GIVEN REQUEST 1: Print the section of the patch reply starting at "Andrii Nakryiko <andrii.nakryiko@xxxxxxxxx>" and ending at "all task vmas.", copied word for word.

PROVIDED PASSAGE:
★ ★ ★

Re: [PATCH v3 bpf-next 2/3] bpf: Introduce task_vma open-coded iterator kfuncs

Andrii Nakryiko <andrii.nakryiko@xxxxxxxxx> · Tue, 22 Aug 2023 16:52:22 -0700

On Mon, Aug 21, 2023 at 10:06 PM Dave Marchevsky <davemarchevsky@xxxxxx> wrote:
>
> This patch adds kfuncs bpf_iter_task_vma_{new,next,destroy} which allow
> creation and manipulation of struct bpf_iter_task_vma in open-coded
> iterator style. BPF programs can use these kfuncs directly or through
> bpf_for_each macro for natural-looking iteration of all task vmas.
>
> The implementation borrows heavily from bpf_find_vma helper's locking -
> differing only in that it holds the mmap_read lock for all iterations
> while the helper only executes its provided callback on a maximum of 1
> vma. Aside from locking, struct vma_iterator and vma_next do all the
> heavy lifting.
>
> The newly-added struct bpf_iter_task_vma has a name collision with a
> selftest for the seq_file task_vma iter's bpf skel, so the selftests/bpf/progs
> file is renamed in order to avoid the collision.

★ ★ ★

RECORDS FOR THE EXERCISE:
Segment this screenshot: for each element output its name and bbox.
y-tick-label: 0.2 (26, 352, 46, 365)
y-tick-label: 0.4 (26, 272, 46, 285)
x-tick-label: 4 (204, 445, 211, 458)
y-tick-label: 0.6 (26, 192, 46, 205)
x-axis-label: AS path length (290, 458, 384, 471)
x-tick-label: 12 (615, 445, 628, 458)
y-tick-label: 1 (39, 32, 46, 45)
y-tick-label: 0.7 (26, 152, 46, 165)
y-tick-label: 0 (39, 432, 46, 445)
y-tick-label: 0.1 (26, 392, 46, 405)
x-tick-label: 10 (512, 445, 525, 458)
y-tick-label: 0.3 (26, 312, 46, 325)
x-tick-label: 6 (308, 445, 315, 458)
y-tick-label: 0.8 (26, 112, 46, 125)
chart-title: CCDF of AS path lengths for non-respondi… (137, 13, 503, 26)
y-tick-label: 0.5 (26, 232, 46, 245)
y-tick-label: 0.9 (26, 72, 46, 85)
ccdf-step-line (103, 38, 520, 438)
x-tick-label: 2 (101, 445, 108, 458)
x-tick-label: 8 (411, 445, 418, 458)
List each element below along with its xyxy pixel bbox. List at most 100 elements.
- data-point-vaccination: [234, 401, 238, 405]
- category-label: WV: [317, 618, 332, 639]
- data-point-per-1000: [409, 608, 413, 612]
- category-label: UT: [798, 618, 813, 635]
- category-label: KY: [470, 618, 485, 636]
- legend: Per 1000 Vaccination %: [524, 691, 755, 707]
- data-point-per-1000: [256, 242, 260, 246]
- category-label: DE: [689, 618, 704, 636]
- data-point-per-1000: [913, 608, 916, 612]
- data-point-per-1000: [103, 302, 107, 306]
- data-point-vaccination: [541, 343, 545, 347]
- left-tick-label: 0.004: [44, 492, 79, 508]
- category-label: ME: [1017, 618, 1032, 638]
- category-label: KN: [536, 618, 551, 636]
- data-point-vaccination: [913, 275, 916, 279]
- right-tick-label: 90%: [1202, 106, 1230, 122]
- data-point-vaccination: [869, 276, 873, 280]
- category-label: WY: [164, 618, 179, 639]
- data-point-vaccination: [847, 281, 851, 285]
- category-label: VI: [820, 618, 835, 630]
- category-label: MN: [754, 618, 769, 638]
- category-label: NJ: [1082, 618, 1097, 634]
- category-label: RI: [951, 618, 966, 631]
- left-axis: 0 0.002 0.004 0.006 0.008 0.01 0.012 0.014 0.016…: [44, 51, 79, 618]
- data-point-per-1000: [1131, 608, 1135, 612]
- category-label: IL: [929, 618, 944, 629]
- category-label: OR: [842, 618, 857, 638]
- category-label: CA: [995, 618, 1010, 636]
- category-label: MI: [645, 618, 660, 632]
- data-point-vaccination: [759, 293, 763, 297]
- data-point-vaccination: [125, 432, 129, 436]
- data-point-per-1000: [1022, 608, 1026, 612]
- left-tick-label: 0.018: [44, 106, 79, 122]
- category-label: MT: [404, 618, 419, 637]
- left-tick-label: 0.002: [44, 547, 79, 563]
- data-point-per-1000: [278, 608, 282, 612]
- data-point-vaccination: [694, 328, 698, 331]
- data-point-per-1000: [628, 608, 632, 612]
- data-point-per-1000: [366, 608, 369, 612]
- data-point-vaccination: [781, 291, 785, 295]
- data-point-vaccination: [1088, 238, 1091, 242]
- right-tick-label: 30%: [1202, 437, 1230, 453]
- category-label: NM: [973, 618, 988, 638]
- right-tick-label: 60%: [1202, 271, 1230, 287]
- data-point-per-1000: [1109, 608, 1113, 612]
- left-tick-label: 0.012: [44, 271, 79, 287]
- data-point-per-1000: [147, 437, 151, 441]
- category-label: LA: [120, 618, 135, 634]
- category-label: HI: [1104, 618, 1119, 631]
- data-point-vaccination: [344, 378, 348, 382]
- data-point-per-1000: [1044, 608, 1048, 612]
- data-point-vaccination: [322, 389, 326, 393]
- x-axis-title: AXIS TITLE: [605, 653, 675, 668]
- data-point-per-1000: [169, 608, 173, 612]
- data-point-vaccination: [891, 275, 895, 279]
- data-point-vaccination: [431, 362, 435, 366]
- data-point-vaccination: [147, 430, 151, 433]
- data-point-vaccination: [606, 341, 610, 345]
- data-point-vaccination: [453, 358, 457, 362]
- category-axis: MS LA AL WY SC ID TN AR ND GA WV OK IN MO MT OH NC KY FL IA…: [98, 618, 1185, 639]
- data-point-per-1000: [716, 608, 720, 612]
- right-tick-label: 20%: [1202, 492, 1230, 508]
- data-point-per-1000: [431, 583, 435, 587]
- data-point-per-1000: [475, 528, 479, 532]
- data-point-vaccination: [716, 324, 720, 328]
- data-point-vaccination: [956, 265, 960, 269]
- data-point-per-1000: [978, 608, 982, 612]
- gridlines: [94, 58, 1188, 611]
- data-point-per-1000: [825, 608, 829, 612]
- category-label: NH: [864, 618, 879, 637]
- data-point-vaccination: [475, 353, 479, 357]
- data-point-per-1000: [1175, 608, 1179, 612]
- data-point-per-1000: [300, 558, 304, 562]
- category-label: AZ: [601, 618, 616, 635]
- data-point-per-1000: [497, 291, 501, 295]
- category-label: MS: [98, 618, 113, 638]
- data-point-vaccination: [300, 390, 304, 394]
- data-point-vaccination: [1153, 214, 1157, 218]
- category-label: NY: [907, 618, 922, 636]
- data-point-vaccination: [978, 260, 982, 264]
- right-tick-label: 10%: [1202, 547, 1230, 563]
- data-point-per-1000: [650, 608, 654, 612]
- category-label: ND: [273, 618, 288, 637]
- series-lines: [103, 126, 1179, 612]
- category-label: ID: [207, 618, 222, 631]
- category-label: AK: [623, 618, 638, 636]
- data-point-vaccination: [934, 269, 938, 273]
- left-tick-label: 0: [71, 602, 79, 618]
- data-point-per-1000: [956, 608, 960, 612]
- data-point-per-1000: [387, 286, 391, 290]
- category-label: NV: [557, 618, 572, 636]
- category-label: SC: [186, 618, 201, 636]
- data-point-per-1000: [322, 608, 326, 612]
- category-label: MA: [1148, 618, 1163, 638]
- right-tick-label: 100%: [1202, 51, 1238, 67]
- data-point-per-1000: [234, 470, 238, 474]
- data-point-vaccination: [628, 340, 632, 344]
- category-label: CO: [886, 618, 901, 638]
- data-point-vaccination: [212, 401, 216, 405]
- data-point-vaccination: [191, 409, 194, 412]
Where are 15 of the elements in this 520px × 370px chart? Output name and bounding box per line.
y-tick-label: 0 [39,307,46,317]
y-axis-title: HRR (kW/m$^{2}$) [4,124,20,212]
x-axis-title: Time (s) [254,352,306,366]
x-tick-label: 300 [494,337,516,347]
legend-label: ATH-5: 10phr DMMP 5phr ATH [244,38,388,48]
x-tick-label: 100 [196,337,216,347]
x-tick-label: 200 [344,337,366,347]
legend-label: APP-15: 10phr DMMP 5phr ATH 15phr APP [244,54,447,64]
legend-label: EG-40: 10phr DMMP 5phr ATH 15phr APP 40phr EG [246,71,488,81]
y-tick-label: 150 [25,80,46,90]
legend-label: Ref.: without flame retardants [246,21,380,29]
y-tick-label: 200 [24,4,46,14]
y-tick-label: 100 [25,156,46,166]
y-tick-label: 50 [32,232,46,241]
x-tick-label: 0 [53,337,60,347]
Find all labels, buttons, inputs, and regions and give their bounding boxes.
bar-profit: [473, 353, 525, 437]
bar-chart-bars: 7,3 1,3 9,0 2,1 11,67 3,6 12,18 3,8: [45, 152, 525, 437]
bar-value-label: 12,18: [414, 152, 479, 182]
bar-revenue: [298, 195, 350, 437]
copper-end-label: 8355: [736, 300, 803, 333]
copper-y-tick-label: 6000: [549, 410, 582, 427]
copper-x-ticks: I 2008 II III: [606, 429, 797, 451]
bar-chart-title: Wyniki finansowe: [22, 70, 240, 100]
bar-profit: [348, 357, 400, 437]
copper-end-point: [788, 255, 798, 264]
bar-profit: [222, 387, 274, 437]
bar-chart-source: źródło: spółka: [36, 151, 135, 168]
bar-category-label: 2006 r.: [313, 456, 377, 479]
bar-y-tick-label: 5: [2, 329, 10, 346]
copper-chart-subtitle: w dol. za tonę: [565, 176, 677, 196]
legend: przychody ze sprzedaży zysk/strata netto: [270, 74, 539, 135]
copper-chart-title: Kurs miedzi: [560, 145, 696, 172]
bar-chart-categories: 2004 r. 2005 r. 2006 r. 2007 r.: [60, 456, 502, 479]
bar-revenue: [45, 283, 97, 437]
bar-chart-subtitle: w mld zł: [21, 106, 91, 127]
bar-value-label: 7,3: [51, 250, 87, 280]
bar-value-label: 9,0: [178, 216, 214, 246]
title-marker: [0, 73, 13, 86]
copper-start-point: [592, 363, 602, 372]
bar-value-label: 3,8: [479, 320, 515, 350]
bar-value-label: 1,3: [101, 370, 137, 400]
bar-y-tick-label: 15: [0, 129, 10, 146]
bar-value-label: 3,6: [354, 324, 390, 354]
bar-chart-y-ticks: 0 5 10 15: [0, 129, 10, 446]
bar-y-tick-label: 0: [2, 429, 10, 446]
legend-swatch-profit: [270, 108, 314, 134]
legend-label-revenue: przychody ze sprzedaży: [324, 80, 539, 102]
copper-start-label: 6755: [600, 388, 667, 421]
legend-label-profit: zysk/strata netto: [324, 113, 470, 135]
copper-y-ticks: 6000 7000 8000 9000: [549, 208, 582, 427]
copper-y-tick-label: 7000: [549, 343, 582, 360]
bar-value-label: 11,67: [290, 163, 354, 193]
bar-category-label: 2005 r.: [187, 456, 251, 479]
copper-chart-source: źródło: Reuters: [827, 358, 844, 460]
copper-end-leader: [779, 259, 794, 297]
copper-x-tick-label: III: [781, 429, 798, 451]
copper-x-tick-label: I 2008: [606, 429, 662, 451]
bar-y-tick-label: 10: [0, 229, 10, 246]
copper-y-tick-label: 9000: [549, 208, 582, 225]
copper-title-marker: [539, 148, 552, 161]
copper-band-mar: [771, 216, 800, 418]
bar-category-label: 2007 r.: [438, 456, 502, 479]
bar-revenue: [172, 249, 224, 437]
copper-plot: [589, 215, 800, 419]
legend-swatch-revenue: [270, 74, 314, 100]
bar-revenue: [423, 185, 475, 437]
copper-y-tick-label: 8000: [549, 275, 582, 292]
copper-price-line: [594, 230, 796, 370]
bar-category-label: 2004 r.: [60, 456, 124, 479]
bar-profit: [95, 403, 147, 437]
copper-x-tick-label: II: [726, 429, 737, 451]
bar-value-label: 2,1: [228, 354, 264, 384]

★ ★ ★

GIVEN REQUEST 2: Output the entries verbatim, starting at the first line of the entries and ending at the line that contains "x-tick-label: 6 (308, 445, 315, 458)". Include both of those lines.

SOLUTION 1:
Andrii Nakryiko <andrii.nakryiko@xxxxxxxxx> · Tue, 22 Aug 2023 16:52:22 -0700

On Mon, Aug 21, 2023 at 10:06 PM Dave Marchevsky <davemarchevsky@xxxxxx> wrote:
>
> This patch adds kfuncs bpf_iter_task_vma_{new,next,destroy} which allow
> creation and manipulation of struct bpf_iter_task_vma in open-coded
> iterator style. BPF programs can use these kfuncs directly or through
> bpf_for_each macro for natural-looking iteration of all task vmas.

SOLUTION 2:
Segment this screenshot: for each element output its name and bbox.
y-tick-label: 0.2 (26, 352, 46, 365)
y-tick-label: 0.4 (26, 272, 46, 285)
x-tick-label: 4 (204, 445, 211, 458)
y-tick-label: 0.6 (26, 192, 46, 205)
x-axis-label: AS path length (290, 458, 384, 471)
x-tick-label: 12 (615, 445, 628, 458)
y-tick-label: 1 (39, 32, 46, 45)
y-tick-label: 0.7 (26, 152, 46, 165)
y-tick-label: 0 (39, 432, 46, 445)
y-tick-label: 0.1 (26, 392, 46, 405)
x-tick-label: 10 (512, 445, 525, 458)
y-tick-label: 0.3 (26, 312, 46, 325)
x-tick-label: 6 (308, 445, 315, 458)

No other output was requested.